_Task directions_
Reproduce the material below line by line, leaving every character, number and punctuation mark unchanged.
** start Given data **
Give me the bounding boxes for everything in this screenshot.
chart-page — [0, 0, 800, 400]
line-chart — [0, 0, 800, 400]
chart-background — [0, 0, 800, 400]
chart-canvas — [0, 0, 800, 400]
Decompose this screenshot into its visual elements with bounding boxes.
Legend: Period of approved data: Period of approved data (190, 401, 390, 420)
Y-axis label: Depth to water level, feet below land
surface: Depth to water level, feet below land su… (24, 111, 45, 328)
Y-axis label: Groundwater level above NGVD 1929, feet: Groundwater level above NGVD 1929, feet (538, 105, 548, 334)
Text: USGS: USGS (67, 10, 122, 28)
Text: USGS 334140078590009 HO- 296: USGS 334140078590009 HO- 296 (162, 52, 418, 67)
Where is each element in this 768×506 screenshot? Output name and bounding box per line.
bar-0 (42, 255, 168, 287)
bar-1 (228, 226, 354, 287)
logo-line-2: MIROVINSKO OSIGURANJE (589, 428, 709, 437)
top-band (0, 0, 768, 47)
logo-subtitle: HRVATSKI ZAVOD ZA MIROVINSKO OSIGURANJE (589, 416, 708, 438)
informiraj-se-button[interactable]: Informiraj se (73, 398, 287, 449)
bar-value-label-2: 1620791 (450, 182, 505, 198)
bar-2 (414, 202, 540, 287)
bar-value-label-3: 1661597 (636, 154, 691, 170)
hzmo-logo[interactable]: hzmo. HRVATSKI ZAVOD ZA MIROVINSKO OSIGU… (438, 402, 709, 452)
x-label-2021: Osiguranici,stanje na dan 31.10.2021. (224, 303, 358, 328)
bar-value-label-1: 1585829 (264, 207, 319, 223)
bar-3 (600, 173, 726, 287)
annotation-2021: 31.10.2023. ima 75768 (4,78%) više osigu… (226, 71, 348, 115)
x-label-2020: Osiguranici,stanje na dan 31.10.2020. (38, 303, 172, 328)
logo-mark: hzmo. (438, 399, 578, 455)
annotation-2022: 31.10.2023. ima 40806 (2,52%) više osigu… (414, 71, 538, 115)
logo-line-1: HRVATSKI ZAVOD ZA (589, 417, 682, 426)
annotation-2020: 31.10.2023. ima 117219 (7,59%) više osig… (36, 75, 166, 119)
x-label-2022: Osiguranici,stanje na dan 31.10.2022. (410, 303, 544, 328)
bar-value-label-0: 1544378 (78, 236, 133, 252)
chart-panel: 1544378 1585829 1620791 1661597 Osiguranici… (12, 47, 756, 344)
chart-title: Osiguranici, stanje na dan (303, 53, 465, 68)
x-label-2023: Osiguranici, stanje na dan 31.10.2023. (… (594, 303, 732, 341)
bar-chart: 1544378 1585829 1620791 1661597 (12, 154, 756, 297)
** end Given data **
_Answer to the exercise_
Give me the bounding boxes for everything in this screenshot.
chart-page — [0, 0, 800, 400]
line-chart — [0, 0, 800, 400]
chart-background — [0, 0, 800, 400]
chart-canvas — [0, 0, 800, 400]
Decompose this screenshot into its visual elements with bounding boxes.
Legend: Period of approved data: Period of approved data (190, 401, 390, 420)
Y-axis label: Depth to water level, feet below land
surface: Depth to water level, feet below land su… (24, 111, 45, 328)
Y-axis label: Groundwater level above NGVD 1929, feet: Groundwater level above NGVD 1929, feet (538, 105, 548, 334)
Text: USGS: USGS (67, 10, 122, 28)
Text: USGS 334140078590009 HO- 296: USGS 334140078590009 HO- 296 (162, 52, 418, 67)
Where is each element in this 768×506 screenshot? Output name and bounding box per line.
bar-0 (42, 255, 168, 287)
bar-1 (228, 226, 354, 287)
logo-line-2: MIROVINSKO OSIGURANJE (589, 428, 709, 437)
top-band (0, 0, 768, 47)
logo-subtitle: HRVATSKI ZAVOD ZA MIROVINSKO OSIGURANJE (589, 416, 708, 438)
informiraj-se-button[interactable]: Informiraj se (73, 398, 287, 449)
bar-value-label-2: 1620791 (450, 182, 505, 198)
bar-2 (414, 202, 540, 287)
bar-value-label-3: 1661597 (636, 154, 691, 170)
hzmo-logo[interactable]: hzmo. HRVATSKI ZAVOD ZA MIROVINSKO OSIGU… (438, 402, 709, 452)
x-label-2021: Osiguranici,stanje na dan 31.10.2021. (224, 303, 358, 328)
bar-value-label-1: 1585829 (264, 207, 319, 223)
bar-3 (600, 173, 726, 287)
annotation-2021: 31.10.2023. ima 75768 (4,78%) više osigu… (226, 71, 348, 115)
x-label-2020: Osiguranici,stanje na dan 31.10.2020. (38, 303, 172, 328)
logo-mark: hzmo. (438, 399, 578, 455)
annotation-2022: 31.10.2023. ima 40806 (2,52%) više osigu… (414, 71, 538, 115)
logo-line-1: HRVATSKI ZAVOD ZA (589, 417, 682, 426)
annotation-2020: 31.10.2023. ima 117219 (7,59%) više osig… (36, 75, 166, 119)
x-label-2022: Osiguranici,stanje na dan 31.10.2022. (410, 303, 544, 328)
bar-value-label-0: 1544378 (78, 236, 133, 252)
chart-panel: 1544378 1585829 1620791 1661597 Osiguranici… (12, 47, 756, 344)
chart-title: Osiguranici, stanje na dan (303, 53, 465, 68)
x-label-2023: Osiguranici, stanje na dan 31.10.2023. (… (594, 303, 732, 341)
bar-chart: 1544378 1585829 1620791 1661597 (12, 154, 756, 297)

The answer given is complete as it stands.